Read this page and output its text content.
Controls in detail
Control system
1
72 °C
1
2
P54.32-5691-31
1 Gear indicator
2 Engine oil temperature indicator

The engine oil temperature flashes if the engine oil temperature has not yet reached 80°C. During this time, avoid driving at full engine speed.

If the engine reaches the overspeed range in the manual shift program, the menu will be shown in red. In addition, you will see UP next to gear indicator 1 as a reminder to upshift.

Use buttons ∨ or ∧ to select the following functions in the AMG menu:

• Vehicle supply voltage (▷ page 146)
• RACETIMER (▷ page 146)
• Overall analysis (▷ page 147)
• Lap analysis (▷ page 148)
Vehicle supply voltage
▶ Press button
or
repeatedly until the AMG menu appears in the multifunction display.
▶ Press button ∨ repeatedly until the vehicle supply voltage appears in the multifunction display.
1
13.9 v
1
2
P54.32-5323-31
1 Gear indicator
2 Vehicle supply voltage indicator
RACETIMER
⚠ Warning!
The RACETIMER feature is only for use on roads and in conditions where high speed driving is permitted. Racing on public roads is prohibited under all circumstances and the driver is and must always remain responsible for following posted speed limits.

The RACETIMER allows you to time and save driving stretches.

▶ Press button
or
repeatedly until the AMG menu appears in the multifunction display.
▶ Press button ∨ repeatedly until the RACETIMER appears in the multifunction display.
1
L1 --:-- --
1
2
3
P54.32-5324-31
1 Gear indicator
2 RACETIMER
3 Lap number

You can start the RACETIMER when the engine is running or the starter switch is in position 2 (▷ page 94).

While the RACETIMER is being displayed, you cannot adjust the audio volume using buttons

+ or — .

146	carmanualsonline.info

- - - - - - -

Stated problem: Locate the lines above that contain "multifunction" and copy them.

Result for this exercise:
repeatedly until the AMG menu appears in the multifunction display.
▶ Press button ∨ repeatedly until the vehicle supply voltage appears in the multifunction display.
repeatedly until the AMG menu appears in the multifunction display.
▶ Press button ∨ repeatedly until the RACETIMER appears in the multifunction display.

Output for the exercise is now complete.